### WHAT YOU HAVE TO DO
Every line of the material is to be quoted verbatim, minus the pictures.

### RECORDS SHOWN
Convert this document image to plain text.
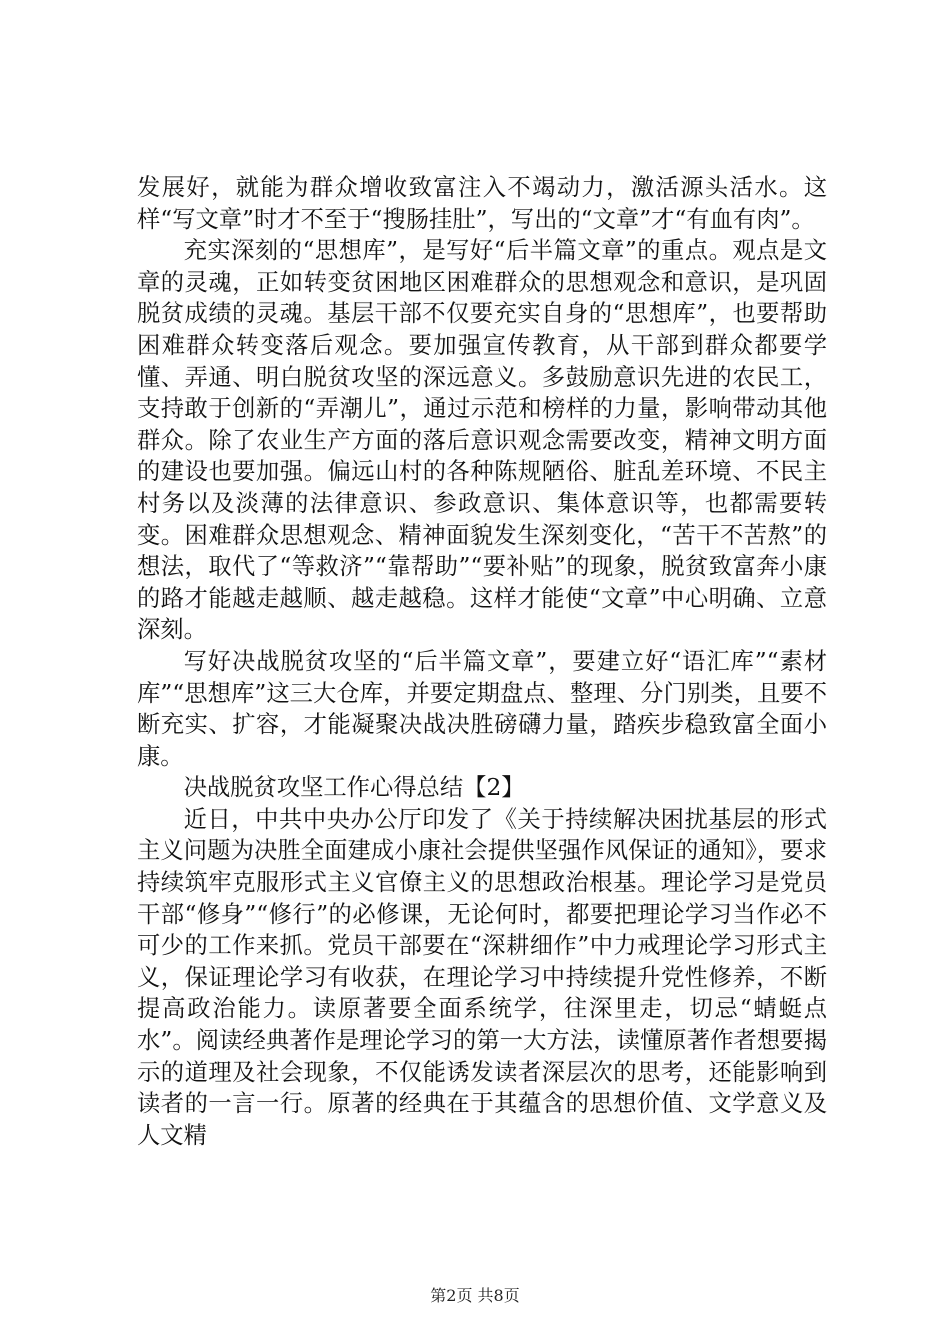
发展好，就能为群众增收致富注入不竭动力，激活源头活水。这样“写文章”时才不至于“搜肠挂肚”，写出的“文章”才“有血有肉”。

充实深刻的“思想库”，是写好“后半篇文章”的重点。观点是文章的灵魂，正如转变贫困地区困难群众的思想观念和意识，是巩固脱贫成绩的灵魂。基层干部不仅要充实自身的“思想库”，也要帮助困难群众转变落后观念。要加强宣传教育，从干部到群众都要学懂、弄通、明白脱贫攻坚的深远意义。多鼓励意识先进的农民工，支持敢于创新的“弄潮儿”，通过示范和榜样的力量，影响带动其他群众。除了农业生产方面的落后意识观念需要改变，精神文明方面的建设也要加强。偏远山村的各种陈规陋俗、脏乱差环境、不民主村务以及淡薄的法律意识、参政意识、集体意识等，也都需要转变。困难群众思想观念、精神面貌发生深刻变化，“苦干不苦熬”的想法，取代了“等救济”“靠帮助”“要补贴”的现象，脱贫致富奔小康的路才能越走越顺、越走越稳。这样才能使“文章”中心明确、立意深刻。

写好决战脱贫攻坚的“后半篇文章”，要建立好“语汇库”“素材库”“思想库”这三大仓库，并要定期盘点、整理、分门别类，且要不断充实、扩容，才能凝聚决战决胜磅礴力量，踏疾步稳致富全面小康。

决战脱贫攻坚工作心得总结【2】

近日，中共中央办公厅印发了《关于持续解决困扰基层的形式主义问题为决胜全面建成小康社会提供坚强作风保证的通知》，要求持续筑牢克服形式主义官僚主义的思想政治根基。理论学习是党员干部“修身”“修行”的必修课，无论何时，都要把理论学习当作必不可少的工作来抓。党员干部要在“深耕细作”中力戒理论学习形式主义，保证理论学习有收获，在理论学习中持续提升党性修养，不断提高政治能力。读原著要全面系统学，往深里走，切忌“蜻蜓点水”。阅读经典著作是理论学习的第一大方法，读懂原著作者想要揭示的道理及社会现象，不仅能诱发读者深层次的思考，还能影响到读者的一言一行。原著的经典在于其蕴含的思想价值、文学意义及人文精

第2页 共8页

### SOLUTION TO THIS EXERCISE
Convert this document image to plain text.
发展好，就能为群众增收致富注入不竭动力，激活源头活水。这样“写文章”时才不至于“搜肠挂肚”，写出的“文章”才“有血有肉”。

充实深刻的“思想库”，是写好“后半篇文章”的重点。观点是文章的灵魂，正如转变贫困地区困难群众的思想观念和意识，是巩固脱贫成绩的灵魂。基层干部不仅要充实自身的“思想库”，也要帮助困难群众转变落后观念。要加强宣传教育，从干部到群众都要学懂、弄通、明白脱贫攻坚的深远意义。多鼓励意识先进的农民工，支持敢于创新的“弄潮儿”，通过示范和榜样的力量，影响带动其他群众。除了农业生产方面的落后意识观念需要改变，精神文明方面的建设也要加强。偏远山村的各种陈规陋俗、脏乱差环境、不民主村务以及淡薄的法律意识、参政意识、集体意识等，也都需要转变。困难群众思想观念、精神面貌发生深刻变化，“苦干不苦熬”的想法，取代了“等救济”“靠帮助”“要补贴”的现象，脱贫致富奔小康的路才能越走越顺、越走越稳。这样才能使“文章”中心明确、立意深刻。

写好决战脱贫攻坚的“后半篇文章”，要建立好“语汇库”“素材库”“思想库”这三大仓库，并要定期盘点、整理、分门别类，且要不断充实、扩容，才能凝聚决战决胜磅礴力量，踏疾步稳致富全面小康。

决战脱贫攻坚工作心得总结【2】

近日，中共中央办公厅印发了《关于持续解决困扰基层的形式主义问题为决胜全面建成小康社会提供坚强作风保证的通知》，要求持续筑牢克服形式主义官僚主义的思想政治根基。理论学习是党员干部“修身”“修行”的必修课，无论何时，都要把理论学习当作必不可少的工作来抓。党员干部要在“深耕细作”中力戒理论学习形式主义，保证理论学习有收获，在理论学习中持续提升党性修养，不断提高政治能力。读原著要全面系统学，往深里走，切忌“蜻蜓点水”。阅读经典著作是理论学习的第一大方法，读懂原著作者想要揭示的道理及社会现象，不仅能诱发读者深层次的思考，还能影响到读者的一言一行。原著的经典在于其蕴含的思想价值、文学意义及人文精

第2页 共8页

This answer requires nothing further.